**HOW TO COMPLETE THIS TASK:** Which lines of the records contain the word "title"? Copy each one.

Stored items:

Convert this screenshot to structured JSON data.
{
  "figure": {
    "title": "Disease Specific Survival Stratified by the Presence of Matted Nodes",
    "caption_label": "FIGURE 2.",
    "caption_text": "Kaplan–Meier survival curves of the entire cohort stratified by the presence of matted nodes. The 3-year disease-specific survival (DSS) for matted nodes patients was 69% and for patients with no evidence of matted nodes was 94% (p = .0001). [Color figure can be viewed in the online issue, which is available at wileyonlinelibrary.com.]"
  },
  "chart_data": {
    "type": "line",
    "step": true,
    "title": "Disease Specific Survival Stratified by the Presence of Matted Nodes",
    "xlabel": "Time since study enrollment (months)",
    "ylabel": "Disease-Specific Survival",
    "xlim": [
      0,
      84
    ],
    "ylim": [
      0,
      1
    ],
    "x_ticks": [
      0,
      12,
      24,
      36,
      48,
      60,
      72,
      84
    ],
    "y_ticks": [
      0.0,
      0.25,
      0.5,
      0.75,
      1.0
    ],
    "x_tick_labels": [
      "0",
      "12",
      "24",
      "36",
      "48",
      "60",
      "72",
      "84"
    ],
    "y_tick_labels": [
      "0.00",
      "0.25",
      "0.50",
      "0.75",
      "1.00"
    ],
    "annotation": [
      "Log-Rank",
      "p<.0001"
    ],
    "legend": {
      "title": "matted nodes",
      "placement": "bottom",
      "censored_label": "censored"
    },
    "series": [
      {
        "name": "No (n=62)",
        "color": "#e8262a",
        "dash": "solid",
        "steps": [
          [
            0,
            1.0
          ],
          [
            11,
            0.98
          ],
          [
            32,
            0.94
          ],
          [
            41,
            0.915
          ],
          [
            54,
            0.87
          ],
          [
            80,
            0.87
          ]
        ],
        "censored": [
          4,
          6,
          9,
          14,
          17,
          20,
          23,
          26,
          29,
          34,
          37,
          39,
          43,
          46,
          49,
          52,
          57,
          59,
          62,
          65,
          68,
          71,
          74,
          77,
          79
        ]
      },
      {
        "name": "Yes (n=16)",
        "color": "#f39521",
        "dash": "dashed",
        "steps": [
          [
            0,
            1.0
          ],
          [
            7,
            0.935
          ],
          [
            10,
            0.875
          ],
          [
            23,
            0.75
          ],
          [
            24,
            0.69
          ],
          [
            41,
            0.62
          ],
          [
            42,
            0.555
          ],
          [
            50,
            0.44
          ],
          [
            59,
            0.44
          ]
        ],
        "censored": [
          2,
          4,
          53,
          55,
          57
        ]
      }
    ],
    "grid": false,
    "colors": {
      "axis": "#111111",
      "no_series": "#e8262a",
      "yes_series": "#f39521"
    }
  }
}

...

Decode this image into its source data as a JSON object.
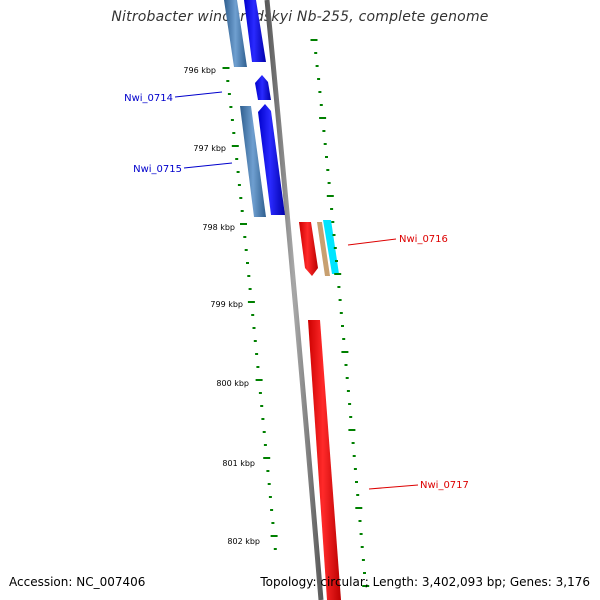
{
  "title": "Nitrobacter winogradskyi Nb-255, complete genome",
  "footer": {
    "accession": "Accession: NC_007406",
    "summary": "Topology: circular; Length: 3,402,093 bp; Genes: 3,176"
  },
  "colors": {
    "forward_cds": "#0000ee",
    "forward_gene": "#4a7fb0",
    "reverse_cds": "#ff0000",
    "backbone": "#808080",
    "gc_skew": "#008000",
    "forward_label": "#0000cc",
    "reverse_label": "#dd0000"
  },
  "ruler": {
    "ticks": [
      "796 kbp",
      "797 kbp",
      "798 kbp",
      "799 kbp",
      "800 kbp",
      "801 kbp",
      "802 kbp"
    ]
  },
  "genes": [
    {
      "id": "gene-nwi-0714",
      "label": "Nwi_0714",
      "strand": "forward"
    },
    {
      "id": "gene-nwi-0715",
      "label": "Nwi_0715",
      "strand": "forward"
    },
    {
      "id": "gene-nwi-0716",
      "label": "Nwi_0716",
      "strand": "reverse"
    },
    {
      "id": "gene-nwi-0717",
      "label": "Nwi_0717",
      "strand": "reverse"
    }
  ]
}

**SOLVED PROBLEM:**
    "title": "Disease Specific Survival Stratified by the Presence of Matted Nodes",
    "title": "Disease Specific Survival Stratified by the Presence of Matted Nodes",
      "title": "matted nodes",
  "title": "Nitrobacter winogradskyi Nb-255, complete genome",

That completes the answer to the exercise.